Work required
Nothing may be dropped or altered: reproduce all the data.

** START Records **

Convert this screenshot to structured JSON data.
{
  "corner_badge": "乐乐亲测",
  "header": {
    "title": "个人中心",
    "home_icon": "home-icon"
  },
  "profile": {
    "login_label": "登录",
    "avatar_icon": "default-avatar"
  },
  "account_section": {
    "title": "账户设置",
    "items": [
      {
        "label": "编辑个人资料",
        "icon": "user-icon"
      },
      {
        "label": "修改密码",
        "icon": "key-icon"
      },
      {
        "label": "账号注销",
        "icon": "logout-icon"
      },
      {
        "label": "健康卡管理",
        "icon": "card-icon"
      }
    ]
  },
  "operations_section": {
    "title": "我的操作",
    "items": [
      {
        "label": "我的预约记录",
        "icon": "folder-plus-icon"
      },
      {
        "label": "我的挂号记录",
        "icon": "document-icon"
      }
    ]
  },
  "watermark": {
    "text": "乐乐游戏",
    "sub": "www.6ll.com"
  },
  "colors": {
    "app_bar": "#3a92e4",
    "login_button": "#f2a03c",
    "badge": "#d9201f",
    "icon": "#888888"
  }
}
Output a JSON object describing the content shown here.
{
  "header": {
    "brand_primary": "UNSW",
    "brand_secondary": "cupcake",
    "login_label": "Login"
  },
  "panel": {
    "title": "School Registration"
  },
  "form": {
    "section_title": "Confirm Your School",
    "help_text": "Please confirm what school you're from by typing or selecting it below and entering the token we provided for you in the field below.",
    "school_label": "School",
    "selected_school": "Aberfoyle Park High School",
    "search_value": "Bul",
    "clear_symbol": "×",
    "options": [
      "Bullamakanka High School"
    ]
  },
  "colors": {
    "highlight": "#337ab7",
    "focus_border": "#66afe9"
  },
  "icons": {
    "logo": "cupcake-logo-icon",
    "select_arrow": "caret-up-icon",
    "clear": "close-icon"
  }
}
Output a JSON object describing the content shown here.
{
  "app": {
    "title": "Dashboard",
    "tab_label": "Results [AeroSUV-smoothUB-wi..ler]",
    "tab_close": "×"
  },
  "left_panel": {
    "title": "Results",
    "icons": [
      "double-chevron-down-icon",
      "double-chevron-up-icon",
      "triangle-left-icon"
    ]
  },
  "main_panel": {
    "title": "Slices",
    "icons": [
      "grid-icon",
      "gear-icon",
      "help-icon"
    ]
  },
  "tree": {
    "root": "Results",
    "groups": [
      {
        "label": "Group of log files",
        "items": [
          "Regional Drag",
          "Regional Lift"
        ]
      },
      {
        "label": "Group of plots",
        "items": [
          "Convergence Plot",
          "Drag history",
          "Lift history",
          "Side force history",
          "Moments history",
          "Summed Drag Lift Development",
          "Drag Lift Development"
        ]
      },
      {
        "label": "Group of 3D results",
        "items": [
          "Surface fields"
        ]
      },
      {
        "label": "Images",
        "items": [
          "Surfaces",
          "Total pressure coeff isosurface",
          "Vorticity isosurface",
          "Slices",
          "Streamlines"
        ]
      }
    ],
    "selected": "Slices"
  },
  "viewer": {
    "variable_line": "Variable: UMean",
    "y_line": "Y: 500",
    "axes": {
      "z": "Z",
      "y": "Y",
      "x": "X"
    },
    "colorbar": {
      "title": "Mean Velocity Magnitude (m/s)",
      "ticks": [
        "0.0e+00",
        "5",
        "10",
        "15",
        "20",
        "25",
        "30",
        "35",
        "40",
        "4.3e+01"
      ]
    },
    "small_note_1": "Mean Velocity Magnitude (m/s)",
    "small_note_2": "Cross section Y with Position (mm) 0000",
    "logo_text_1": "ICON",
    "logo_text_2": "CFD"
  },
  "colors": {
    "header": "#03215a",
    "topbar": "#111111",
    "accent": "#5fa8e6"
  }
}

** END Records **

Result for this exercise
Convert this screenshot to structured JSON data.
{
  "corner_badge": "乐乐亲测",
  "header": {
    "title": "个人中心",
    "home_icon": "home-icon"
  },
  "profile": {
    "login_label": "登录",
    "avatar_icon": "default-avatar"
  },
  "account_section": {
    "title": "账户设置",
    "items": [
      {
        "label": "编辑个人资料",
        "icon": "user-icon"
      },
      {
        "label": "修改密码",
        "icon": "key-icon"
      },
      {
        "label": "账号注销",
        "icon": "logout-icon"
      },
      {
        "label": "健康卡管理",
        "icon": "card-icon"
      }
    ]
  },
  "operations_section": {
    "title": "我的操作",
    "items": [
      {
        "label": "我的预约记录",
        "icon": "folder-plus-icon"
      },
      {
        "label": "我的挂号记录",
        "icon": "document-icon"
      }
    ]
  },
  "watermark": {
    "text": "乐乐游戏",
    "sub": "www.6ll.com"
  },
  "colors": {
    "app_bar": "#3a92e4",
    "login_button": "#f2a03c",
    "badge": "#d9201f",
    "icon": "#888888"
  }
}
Output a JSON object describing the content shown here.
{
  "header": {
    "brand_primary": "UNSW",
    "brand_secondary": "cupcake",
    "login_label": "Login"
  },
  "panel": {
    "title": "School Registration"
  },
  "form": {
    "section_title": "Confirm Your School",
    "help_text": "Please confirm what school you're from by typing or selecting it below and entering the token we provided for you in the field below.",
    "school_label": "School",
    "selected_school": "Aberfoyle Park High School",
    "search_value": "Bul",
    "clear_symbol": "×",
    "options": [
      "Bullamakanka High School"
    ]
  },
  "colors": {
    "highlight": "#337ab7",
    "focus_border": "#66afe9"
  },
  "icons": {
    "logo": "cupcake-logo-icon",
    "select_arrow": "caret-up-icon",
    "clear": "close-icon"
  }
}
Output a JSON object describing the content shown here.
{
  "app": {
    "title": "Dashboard",
    "tab_label": "Results [AeroSUV-smoothUB-wi..ler]",
    "tab_close": "×"
  },
  "left_panel": {
    "title": "Results",
    "icons": [
      "double-chevron-down-icon",
      "double-chevron-up-icon",
      "triangle-left-icon"
    ]
  },
  "main_panel": {
    "title": "Slices",
    "icons": [
      "grid-icon",
      "gear-icon",
      "help-icon"
    ]
  },
  "tree": {
    "root": "Results",
    "groups": [
      {
        "label": "Group of log files",
        "items": [
          "Regional Drag",
          "Regional Lift"
        ]
      },
      {
        "label": "Group of plots",
        "items": [
          "Convergence Plot",
          "Drag history",
          "Lift history",
          "Side force history",
          "Moments history",
          "Summed Drag Lift Development",
          "Drag Lift Development"
        ]
      },
      {
        "label": "Group of 3D results",
        "items": [
          "Surface fields"
        ]
      },
      {
        "label": "Images",
        "items": [
          "Surfaces",
          "Total pressure coeff isosurface",
          "Vorticity isosurface",
          "Slices",
          "Streamlines"
        ]
      }
    ],
    "selected": "Slices"
  },
  "viewer": {
    "variable_line": "Variable: UMean",
    "y_line": "Y: 500",
    "axes": {
      "z": "Z",
      "y": "Y",
      "x": "X"
    },
    "colorbar": {
      "title": "Mean Velocity Magnitude (m/s)",
      "ticks": [
        "0.0e+00",
        "5",
        "10",
        "15",
        "20",
        "25",
        "30",
        "35",
        "40",
        "4.3e+01"
      ]
    },
    "small_note_1": "Mean Velocity Magnitude (m/s)",
    "small_note_2": "Cross section Y with Position (mm) 0000",
    "logo_text_1": "ICON",
    "logo_text_2": "CFD"
  },
  "colors": {
    "header": "#03215a",
    "topbar": "#111111",
    "accent": "#5fa8e6"
  }
}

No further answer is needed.